### Given problem
Skip the pictures and quote all of the lines exactly.

### Dataset records
..............................
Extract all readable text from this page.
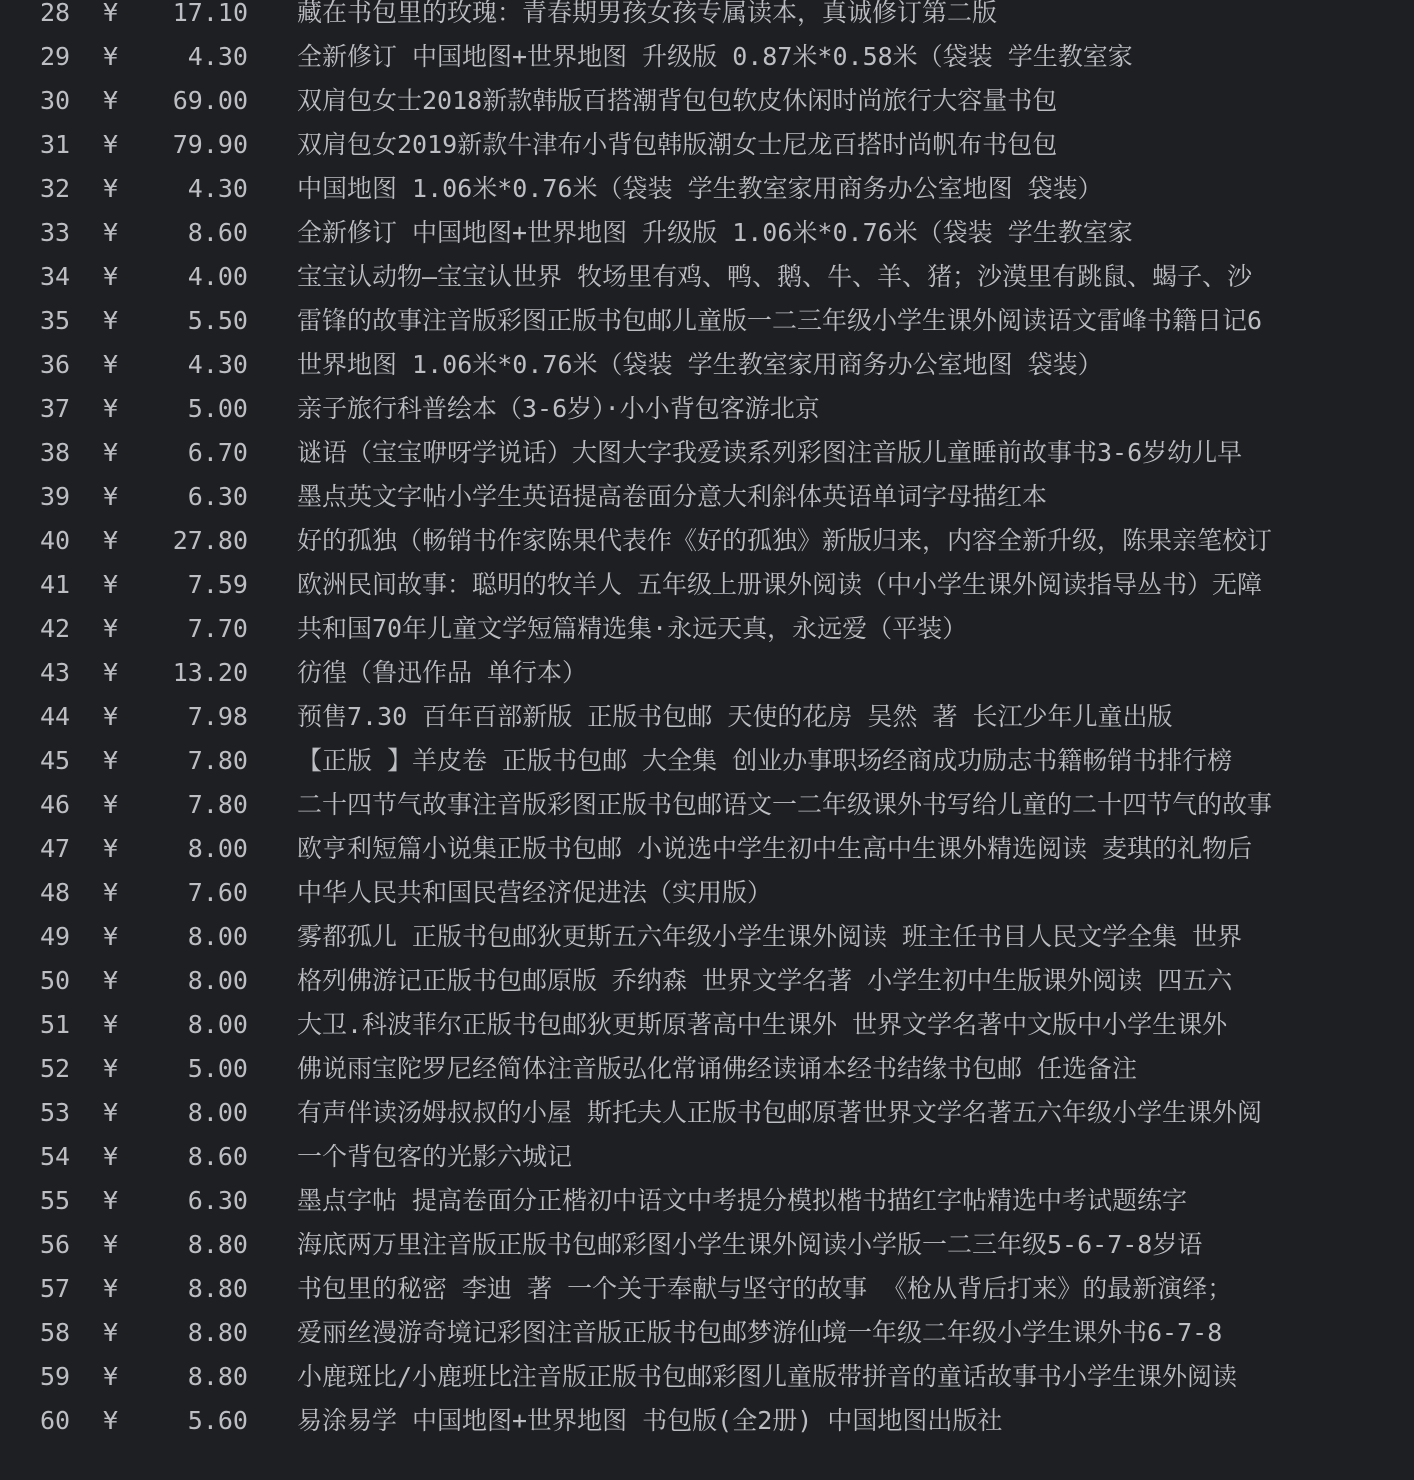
28	¥	17.10 藏在书包里的玫瑰：青春期男孩女孩专属读本，真诚修订第二版
29	¥	4.30 全新修订 中国地图+世界地图 升级版 0.87米*0.58米（袋装 学生教室家
30	¥	69.00 双肩包女士2018新款韩版百搭潮背包包软皮休闲时尚旅行大容量书包
31	¥	79.90 双肩包女2019新款牛津布小背包韩版潮女士尼龙百搭时尚帆布书包包
32	¥	4.30 中国地图 1.06米*0.76米（袋装 学生教室家用商务办公室地图 袋装）
33	¥	8.60 全新修订 中国地图+世界地图 升级版 1.06米*0.76米（袋装 学生教室家
34	¥	4.00 宝宝认动物—宝宝认世界 牧场里有鸡、鸭、鹅、牛、羊、猪；沙漠里有跳鼠、蝎子、沙
35	¥	5.50 雷锋的故事注音版彩图正版书包邮儿童版一二三年级小学生课外阅读语文雷峰书籍日记6
36	¥	4.30 世界地图 1.06米*0.76米（袋装 学生教室家用商务办公室地图 袋装）
37	¥	5.00 亲子旅行科普绘本（3-6岁）·小小背包客游北京
38	¥	6.70 谜语（宝宝咿呀学说话）大图大字我爱读系列彩图注音版儿童睡前故事书3-6岁幼儿早
39	¥	6.30 墨点英文字帖小学生英语提高卷面分意大利斜体英语单词字母描红本
40	¥	27.80 好的孤独（畅销书作家陈果代表作《好的孤独》新版归来，内容全新升级，陈果亲笔校订
41	¥	7.59 欧洲民间故事：聪明的牧羊人 五年级上册课外阅读（中小学生课外阅读指导丛书）无障
42	¥	7.70 共和国70年儿童文学短篇精选集·永远天真，永远爱（平装）
43	¥	13.20 彷徨（鲁迅作品 单行本）
44	¥	7.98 预售7.30 百年百部新版 正版书包邮 天使的花房 吴然 著 长江少年儿童出版
45	¥	7.80 【正版 】羊皮卷 正版书包邮 大全集 创业办事职场经商成功励志书籍畅销书排行榜
46	¥	7.80 二十四节气故事注音版彩图正版书包邮语文一二年级课外书写给儿童的二十四节气的故事
47	¥	8.00 欧亨利短篇小说集正版书包邮 小说选中学生初中生高中生课外精选阅读 麦琪的礼物后
48	¥	7.60 中华人民共和国民营经济促进法（实用版）
49	¥	8.00 雾都孤儿 正版书包邮狄更斯五六年级小学生课外阅读 班主任书目人民文学全集 世界
50	¥	8.00 格列佛游记正版书包邮原版 乔纳森 世界文学名著 小学生初中生版课外阅读 四五六
51	¥	8.00 大卫.科波菲尔正版书包邮狄更斯原著高中生课外 世界文学名著中文版中小学生课外
52	¥	5.00 佛说雨宝陀罗尼经简体注音版弘化常诵佛经读诵本经书结缘书包邮 任选备注
53	¥	8.00 有声伴读汤姆叔叔的小屋 斯托夫人正版书包邮原著世界文学名著五六年级小学生课外阅
54	¥	8.60 一个背包客的光影六城记
55	¥	6.30 墨点字帖 提高卷面分正楷初中语文中考提分模拟楷书描红字帖精选中考试题练字
56	¥	8.80 海底两万里注音版正版书包邮彩图小学生课外阅读小学版一二三年级5-6-7-8岁语
57	¥	8.80 书包里的秘密 李迪 著 一个关于奉献与坚守的故事 《枪从背后打来》的最新演绎；
58	¥	8.80 爱丽丝漫游奇境记彩图注音版正版书包邮梦游仙境一年级二年级小学生课外书6-7-8
59	¥	8.80 小鹿斑比/小鹿班比注音版正版书包邮彩图儿童版带拼音的童话故事书小学生课外阅读
60	¥	5.60 易涂易学 中国地图+世界地图 书包版(全2册) 中国地图出版社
..............................
### Task solution
Extract all readable text from this page.
28	¥	17.10 藏在书包里的玫瑰：青春期男孩女孩专属读本，真诚修订第二版
29	¥	4.30 全新修订 中国地图+世界地图 升级版 0.87米*0.58米（袋装 学生教室家
30	¥	69.00 双肩包女士2018新款韩版百搭潮背包包软皮休闲时尚旅行大容量书包
31	¥	79.90 双肩包女2019新款牛津布小背包韩版潮女士尼龙百搭时尚帆布书包包
32	¥	4.30 中国地图 1.06米*0.76米（袋装 学生教室家用商务办公室地图 袋装）
33	¥	8.60 全新修订 中国地图+世界地图 升级版 1.06米*0.76米（袋装 学生教室家
34	¥	4.00 宝宝认动物—宝宝认世界 牧场里有鸡、鸭、鹅、牛、羊、猪；沙漠里有跳鼠、蝎子、沙
35	¥	5.50 雷锋的故事注音版彩图正版书包邮儿童版一二三年级小学生课外阅读语文雷峰书籍日记6
36	¥	4.30 世界地图 1.06米*0.76米（袋装 学生教室家用商务办公室地图 袋装）
37	¥	5.00 亲子旅行科普绘本（3-6岁）·小小背包客游北京
38	¥	6.70 谜语（宝宝咿呀学说话）大图大字我爱读系列彩图注音版儿童睡前故事书3-6岁幼儿早
39	¥	6.30 墨点英文字帖小学生英语提高卷面分意大利斜体英语单词字母描红本
40	¥	27.80 好的孤独（畅销书作家陈果代表作《好的孤独》新版归来，内容全新升级，陈果亲笔校订
41	¥	7.59 欧洲民间故事：聪明的牧羊人 五年级上册课外阅读（中小学生课外阅读指导丛书）无障
42	¥	7.70 共和国70年儿童文学短篇精选集·永远天真，永远爱（平装）
43	¥	13.20 彷徨（鲁迅作品 单行本）
44	¥	7.98 预售7.30 百年百部新版 正版书包邮 天使的花房 吴然 著 长江少年儿童出版
45	¥	7.80 【正版 】羊皮卷 正版书包邮 大全集 创业办事职场经商成功励志书籍畅销书排行榜
46	¥	7.80 二十四节气故事注音版彩图正版书包邮语文一二年级课外书写给儿童的二十四节气的故事
47	¥	8.00 欧亨利短篇小说集正版书包邮 小说选中学生初中生高中生课外精选阅读 麦琪的礼物后
48	¥	7.60 中华人民共和国民营经济促进法（实用版）
49	¥	8.00 雾都孤儿 正版书包邮狄更斯五六年级小学生课外阅读 班主任书目人民文学全集 世界
50	¥	8.00 格列佛游记正版书包邮原版 乔纳森 世界文学名著 小学生初中生版课外阅读 四五六
51	¥	8.00 大卫.科波菲尔正版书包邮狄更斯原著高中生课外 世界文学名著中文版中小学生课外
52	¥	5.00 佛说雨宝陀罗尼经简体注音版弘化常诵佛经读诵本经书结缘书包邮 任选备注
53	¥	8.00 有声伴读汤姆叔叔的小屋 斯托夫人正版书包邮原著世界文学名著五六年级小学生课外阅
54	¥	8.60 一个背包客的光影六城记
55	¥	6.30 墨点字帖 提高卷面分正楷初中语文中考提分模拟楷书描红字帖精选中考试题练字
56	¥	8.80 海底两万里注音版正版书包邮彩图小学生课外阅读小学版一二三年级5-6-7-8岁语
57	¥	8.80 书包里的秘密 李迪 著 一个关于奉献与坚守的故事 《枪从背后打来》的最新演绎；
58	¥	8.80 爱丽丝漫游奇境记彩图注音版正版书包邮梦游仙境一年级二年级小学生课外书6-7-8
59	¥	8.80 小鹿斑比/小鹿班比注音版正版书包邮彩图儿童版带拼音的童话故事书小学生课外阅读
60	¥	5.60 易涂易学 中国地图+世界地图 书包版(全2册) 中国地图出版社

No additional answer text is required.